** begin DATA TO USE **
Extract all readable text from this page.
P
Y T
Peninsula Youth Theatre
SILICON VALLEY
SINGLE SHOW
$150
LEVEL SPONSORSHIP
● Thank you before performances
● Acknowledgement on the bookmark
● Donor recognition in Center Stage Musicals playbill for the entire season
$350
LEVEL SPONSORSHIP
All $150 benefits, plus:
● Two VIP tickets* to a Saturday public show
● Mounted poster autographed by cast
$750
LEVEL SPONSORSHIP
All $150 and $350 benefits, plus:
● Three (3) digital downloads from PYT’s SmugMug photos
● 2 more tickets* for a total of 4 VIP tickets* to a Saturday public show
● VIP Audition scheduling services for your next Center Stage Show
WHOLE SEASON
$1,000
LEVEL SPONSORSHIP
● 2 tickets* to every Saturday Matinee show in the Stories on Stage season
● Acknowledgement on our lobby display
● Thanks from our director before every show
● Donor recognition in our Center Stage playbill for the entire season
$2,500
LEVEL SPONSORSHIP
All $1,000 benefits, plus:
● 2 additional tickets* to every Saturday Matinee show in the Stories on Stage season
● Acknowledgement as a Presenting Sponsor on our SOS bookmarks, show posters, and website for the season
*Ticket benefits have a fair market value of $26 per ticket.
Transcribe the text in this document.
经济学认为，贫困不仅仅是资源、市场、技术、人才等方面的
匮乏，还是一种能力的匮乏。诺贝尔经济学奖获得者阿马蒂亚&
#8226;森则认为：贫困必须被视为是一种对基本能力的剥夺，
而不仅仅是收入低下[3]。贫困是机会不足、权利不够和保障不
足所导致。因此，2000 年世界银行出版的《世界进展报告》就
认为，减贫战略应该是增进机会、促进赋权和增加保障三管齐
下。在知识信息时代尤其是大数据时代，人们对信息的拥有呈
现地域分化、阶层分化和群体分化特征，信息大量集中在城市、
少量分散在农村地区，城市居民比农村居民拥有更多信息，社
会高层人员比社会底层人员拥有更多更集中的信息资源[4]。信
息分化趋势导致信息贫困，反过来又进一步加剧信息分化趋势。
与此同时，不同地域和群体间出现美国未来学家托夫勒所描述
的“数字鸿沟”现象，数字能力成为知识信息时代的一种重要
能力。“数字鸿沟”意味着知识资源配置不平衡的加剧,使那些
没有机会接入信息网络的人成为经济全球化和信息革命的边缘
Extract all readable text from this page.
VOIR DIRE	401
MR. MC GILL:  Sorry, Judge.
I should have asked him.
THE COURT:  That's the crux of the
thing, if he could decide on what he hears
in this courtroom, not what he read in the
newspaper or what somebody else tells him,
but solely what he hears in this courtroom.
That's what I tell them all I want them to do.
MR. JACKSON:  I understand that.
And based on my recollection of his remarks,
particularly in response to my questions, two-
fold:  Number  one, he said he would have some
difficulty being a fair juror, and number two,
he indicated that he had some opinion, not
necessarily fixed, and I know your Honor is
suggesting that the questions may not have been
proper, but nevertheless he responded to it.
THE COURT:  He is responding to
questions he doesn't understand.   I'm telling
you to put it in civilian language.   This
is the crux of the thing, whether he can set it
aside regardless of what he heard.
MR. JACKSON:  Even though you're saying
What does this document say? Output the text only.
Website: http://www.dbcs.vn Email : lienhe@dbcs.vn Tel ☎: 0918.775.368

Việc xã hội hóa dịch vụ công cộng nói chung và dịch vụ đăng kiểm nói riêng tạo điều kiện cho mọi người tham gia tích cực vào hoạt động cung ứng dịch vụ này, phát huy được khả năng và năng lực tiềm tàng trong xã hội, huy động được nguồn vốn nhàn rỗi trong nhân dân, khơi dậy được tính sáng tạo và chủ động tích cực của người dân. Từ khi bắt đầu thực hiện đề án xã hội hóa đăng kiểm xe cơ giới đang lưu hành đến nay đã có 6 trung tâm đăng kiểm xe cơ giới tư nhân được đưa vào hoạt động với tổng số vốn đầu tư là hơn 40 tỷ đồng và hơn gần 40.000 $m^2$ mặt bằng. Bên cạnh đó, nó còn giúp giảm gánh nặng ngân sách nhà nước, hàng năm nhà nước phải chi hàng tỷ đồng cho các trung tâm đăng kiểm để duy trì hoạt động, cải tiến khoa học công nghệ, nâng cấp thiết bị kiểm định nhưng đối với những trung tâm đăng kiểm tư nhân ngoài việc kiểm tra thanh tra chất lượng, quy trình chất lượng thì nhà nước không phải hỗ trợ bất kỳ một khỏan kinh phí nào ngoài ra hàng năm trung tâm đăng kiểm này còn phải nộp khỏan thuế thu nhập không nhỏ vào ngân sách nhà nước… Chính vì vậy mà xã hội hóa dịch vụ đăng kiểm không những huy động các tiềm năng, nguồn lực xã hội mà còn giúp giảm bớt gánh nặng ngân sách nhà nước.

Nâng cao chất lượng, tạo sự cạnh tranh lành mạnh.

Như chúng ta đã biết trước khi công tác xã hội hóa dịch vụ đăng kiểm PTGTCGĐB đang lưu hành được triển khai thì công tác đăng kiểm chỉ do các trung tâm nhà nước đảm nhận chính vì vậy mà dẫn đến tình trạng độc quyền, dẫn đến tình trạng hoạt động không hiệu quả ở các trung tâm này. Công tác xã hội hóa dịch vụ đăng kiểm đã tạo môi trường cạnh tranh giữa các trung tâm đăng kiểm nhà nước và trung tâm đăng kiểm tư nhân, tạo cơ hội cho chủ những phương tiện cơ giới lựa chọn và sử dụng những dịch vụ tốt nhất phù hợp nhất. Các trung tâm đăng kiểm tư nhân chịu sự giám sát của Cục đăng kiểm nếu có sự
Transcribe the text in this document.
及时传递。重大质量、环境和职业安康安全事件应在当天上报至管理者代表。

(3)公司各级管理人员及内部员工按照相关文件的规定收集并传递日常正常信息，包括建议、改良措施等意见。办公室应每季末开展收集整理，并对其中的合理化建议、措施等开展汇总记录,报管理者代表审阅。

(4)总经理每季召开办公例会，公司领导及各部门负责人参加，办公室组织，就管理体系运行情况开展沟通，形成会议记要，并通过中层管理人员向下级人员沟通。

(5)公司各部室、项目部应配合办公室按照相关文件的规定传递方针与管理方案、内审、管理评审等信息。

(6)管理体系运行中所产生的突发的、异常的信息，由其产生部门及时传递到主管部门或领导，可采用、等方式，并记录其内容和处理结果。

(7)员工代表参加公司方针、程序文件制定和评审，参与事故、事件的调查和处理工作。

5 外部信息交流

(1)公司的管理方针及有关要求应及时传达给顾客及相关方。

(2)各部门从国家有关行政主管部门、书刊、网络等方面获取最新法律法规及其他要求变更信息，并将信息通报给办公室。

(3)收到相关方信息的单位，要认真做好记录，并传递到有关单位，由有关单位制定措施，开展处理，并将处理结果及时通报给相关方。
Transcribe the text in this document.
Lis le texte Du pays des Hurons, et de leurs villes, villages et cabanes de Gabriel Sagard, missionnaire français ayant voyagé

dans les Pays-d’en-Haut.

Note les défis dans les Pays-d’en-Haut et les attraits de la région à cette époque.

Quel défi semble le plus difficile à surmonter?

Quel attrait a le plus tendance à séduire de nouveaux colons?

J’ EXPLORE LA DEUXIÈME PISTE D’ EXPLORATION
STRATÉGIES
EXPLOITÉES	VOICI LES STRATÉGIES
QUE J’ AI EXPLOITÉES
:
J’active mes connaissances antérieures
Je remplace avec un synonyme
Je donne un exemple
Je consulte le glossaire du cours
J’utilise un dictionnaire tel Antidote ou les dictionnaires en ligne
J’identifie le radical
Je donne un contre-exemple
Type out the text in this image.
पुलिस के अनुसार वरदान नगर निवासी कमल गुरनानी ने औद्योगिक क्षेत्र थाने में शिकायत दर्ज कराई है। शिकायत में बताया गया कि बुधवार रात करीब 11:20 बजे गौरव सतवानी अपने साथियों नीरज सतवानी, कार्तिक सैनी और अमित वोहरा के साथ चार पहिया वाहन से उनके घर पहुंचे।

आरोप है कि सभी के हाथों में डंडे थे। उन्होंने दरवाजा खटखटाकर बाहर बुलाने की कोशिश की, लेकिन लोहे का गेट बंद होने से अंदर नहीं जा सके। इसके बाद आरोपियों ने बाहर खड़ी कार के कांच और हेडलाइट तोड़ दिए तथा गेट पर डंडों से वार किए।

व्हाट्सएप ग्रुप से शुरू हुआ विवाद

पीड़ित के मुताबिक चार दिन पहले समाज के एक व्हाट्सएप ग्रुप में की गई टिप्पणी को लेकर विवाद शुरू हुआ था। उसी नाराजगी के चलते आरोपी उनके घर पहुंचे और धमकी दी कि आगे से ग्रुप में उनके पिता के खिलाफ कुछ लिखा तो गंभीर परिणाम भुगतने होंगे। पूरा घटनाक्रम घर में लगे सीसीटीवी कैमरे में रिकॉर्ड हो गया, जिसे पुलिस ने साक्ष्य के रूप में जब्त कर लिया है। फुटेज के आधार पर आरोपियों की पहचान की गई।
** end DATA TO USE **
WHAT YOU ARE ASKED TO DO: Filter the records above for lines containing the word "fair", and copy those lines.

COMPLETE OUTPUT:
*Ticket benefits have a fair market value of $26 per ticket.
difficulty being a fair juror, and number two,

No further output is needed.